::: Data listing :::
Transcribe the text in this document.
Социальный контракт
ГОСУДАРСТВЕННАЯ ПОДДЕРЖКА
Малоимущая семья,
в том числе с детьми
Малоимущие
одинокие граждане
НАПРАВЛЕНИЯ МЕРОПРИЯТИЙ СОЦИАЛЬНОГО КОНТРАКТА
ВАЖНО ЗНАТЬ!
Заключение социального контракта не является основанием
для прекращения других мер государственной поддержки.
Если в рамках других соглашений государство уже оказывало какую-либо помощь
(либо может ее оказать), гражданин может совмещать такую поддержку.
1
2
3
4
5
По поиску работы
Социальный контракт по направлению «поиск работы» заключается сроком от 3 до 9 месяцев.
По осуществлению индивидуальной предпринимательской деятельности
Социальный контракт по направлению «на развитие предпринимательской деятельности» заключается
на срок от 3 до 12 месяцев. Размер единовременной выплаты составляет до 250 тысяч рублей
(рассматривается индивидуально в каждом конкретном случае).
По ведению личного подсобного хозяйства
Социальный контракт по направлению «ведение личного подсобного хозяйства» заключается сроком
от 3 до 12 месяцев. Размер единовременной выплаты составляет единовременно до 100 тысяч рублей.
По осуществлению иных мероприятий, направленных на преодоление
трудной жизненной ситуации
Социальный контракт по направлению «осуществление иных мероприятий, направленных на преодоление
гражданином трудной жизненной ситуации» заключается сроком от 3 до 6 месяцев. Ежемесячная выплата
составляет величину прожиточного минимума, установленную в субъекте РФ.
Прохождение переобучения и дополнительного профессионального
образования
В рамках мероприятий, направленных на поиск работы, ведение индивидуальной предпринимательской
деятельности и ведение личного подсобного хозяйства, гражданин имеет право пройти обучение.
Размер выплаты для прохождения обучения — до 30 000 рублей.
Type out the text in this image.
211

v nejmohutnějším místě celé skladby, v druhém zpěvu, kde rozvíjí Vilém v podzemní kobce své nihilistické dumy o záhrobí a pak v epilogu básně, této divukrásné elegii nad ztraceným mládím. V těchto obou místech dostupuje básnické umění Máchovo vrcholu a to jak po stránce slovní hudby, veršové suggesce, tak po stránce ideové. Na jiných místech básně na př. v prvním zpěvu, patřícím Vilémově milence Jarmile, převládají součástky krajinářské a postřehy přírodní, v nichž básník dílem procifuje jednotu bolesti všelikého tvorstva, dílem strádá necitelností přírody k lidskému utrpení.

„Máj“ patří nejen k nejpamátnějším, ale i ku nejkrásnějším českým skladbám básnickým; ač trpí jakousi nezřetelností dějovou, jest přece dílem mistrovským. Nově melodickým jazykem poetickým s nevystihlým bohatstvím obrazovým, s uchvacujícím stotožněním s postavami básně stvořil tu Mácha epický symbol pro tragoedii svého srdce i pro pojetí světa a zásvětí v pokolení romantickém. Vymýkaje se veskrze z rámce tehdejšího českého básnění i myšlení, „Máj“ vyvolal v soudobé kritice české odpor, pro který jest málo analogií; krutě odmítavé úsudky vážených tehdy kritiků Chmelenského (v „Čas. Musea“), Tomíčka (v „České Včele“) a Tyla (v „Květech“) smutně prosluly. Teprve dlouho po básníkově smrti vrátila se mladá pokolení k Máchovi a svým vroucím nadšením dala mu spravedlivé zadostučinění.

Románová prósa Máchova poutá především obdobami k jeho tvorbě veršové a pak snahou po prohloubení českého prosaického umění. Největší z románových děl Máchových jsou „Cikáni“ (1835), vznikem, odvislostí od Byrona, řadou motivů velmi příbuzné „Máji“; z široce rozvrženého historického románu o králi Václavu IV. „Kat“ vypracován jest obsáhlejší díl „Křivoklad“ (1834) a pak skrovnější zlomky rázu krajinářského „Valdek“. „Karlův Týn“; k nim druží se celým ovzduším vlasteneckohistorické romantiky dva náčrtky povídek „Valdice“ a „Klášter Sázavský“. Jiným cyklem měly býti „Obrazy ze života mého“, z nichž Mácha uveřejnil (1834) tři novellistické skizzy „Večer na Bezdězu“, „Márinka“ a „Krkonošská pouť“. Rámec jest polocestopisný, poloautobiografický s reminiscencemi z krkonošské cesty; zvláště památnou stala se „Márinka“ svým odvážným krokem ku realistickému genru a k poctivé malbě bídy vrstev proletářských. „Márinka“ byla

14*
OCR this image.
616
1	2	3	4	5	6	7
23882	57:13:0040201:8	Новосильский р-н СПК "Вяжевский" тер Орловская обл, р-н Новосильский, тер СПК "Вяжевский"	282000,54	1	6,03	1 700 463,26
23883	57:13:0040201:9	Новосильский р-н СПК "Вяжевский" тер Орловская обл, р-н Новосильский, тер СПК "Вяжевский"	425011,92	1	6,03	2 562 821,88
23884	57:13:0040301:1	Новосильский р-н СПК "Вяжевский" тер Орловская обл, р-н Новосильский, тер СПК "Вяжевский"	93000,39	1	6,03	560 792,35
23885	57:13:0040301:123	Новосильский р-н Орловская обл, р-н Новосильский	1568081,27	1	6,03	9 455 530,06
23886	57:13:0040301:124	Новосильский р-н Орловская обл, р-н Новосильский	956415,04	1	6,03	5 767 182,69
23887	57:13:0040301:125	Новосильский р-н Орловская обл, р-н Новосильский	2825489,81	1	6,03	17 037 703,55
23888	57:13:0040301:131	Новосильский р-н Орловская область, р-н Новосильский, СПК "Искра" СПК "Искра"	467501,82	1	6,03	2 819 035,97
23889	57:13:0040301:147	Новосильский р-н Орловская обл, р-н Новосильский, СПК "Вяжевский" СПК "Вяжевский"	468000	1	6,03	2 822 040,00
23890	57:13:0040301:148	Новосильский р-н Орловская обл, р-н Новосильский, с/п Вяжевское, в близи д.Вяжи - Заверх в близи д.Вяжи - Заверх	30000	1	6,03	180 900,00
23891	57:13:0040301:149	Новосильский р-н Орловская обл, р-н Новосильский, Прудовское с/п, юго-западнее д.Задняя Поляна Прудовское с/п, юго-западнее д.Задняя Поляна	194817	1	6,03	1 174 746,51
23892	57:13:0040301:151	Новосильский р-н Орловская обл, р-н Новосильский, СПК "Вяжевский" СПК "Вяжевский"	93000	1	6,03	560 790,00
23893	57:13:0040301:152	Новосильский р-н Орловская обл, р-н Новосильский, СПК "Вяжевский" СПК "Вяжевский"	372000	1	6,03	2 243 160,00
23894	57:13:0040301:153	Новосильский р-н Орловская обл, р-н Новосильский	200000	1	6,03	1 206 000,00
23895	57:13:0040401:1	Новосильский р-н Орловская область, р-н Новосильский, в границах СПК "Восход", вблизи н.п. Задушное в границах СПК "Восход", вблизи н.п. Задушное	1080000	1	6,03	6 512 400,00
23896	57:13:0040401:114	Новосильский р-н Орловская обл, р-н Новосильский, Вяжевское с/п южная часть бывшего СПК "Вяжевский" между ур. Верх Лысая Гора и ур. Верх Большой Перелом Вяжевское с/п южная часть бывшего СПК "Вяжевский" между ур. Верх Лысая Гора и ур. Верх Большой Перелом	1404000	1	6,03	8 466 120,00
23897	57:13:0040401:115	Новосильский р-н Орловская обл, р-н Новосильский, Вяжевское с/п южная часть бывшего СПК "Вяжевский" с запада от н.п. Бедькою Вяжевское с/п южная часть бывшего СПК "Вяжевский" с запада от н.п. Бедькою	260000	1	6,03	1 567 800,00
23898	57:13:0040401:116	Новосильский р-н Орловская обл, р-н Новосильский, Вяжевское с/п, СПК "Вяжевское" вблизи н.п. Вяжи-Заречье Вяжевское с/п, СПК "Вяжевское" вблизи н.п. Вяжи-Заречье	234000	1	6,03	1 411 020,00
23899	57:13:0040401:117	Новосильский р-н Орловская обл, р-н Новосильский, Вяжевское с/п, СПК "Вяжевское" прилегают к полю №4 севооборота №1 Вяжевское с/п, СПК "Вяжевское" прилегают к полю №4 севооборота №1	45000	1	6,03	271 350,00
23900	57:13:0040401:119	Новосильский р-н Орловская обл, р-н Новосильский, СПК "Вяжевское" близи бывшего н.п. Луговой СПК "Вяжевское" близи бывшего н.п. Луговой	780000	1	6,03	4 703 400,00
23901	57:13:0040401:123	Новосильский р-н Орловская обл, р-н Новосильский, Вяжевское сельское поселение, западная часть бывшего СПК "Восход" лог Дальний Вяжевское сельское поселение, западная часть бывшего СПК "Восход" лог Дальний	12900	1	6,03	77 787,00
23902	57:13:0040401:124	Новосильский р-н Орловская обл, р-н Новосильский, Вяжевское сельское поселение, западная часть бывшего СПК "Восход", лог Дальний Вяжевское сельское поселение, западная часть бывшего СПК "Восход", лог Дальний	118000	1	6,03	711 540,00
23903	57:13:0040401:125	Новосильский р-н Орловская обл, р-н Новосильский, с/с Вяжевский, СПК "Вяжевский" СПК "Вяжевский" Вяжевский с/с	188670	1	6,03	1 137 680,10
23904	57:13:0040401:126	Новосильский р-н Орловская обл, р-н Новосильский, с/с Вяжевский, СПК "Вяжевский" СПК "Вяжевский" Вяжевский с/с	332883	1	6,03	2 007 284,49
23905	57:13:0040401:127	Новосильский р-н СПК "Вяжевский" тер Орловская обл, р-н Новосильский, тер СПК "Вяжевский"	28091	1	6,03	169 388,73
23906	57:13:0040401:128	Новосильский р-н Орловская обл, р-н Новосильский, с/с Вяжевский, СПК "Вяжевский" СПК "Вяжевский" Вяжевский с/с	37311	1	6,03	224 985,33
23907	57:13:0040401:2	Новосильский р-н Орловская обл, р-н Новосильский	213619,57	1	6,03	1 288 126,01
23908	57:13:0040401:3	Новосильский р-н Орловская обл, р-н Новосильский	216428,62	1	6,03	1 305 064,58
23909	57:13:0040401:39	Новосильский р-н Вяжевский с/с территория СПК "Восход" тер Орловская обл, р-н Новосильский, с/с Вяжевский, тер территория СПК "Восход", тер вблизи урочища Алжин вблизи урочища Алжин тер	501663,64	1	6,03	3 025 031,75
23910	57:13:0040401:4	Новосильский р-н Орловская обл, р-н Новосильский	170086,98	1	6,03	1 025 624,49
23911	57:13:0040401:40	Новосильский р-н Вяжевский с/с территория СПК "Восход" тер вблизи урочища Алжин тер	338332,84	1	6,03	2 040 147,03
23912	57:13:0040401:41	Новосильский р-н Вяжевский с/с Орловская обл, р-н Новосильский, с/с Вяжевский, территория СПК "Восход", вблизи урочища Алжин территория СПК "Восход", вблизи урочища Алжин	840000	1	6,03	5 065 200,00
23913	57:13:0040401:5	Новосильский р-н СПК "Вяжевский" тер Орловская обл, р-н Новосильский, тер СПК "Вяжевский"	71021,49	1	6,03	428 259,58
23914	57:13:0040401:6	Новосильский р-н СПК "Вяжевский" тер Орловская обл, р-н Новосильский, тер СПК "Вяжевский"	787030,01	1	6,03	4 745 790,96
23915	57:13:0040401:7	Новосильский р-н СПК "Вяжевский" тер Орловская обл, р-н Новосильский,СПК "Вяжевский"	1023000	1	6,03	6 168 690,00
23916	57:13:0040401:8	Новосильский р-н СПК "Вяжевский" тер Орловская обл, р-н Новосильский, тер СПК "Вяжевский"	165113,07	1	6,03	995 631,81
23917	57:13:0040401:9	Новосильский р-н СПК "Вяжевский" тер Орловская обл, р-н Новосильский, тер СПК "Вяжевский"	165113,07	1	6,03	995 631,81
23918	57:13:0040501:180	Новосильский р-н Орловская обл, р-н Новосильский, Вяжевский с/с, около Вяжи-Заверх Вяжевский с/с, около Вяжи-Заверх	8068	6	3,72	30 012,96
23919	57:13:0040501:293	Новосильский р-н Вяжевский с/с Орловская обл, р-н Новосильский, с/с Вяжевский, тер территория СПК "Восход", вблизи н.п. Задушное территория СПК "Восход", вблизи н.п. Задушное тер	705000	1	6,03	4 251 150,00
:::
Task statement:
Say how many lines in the records hold the string "заключается", and say nothing else.

Exercise output:
4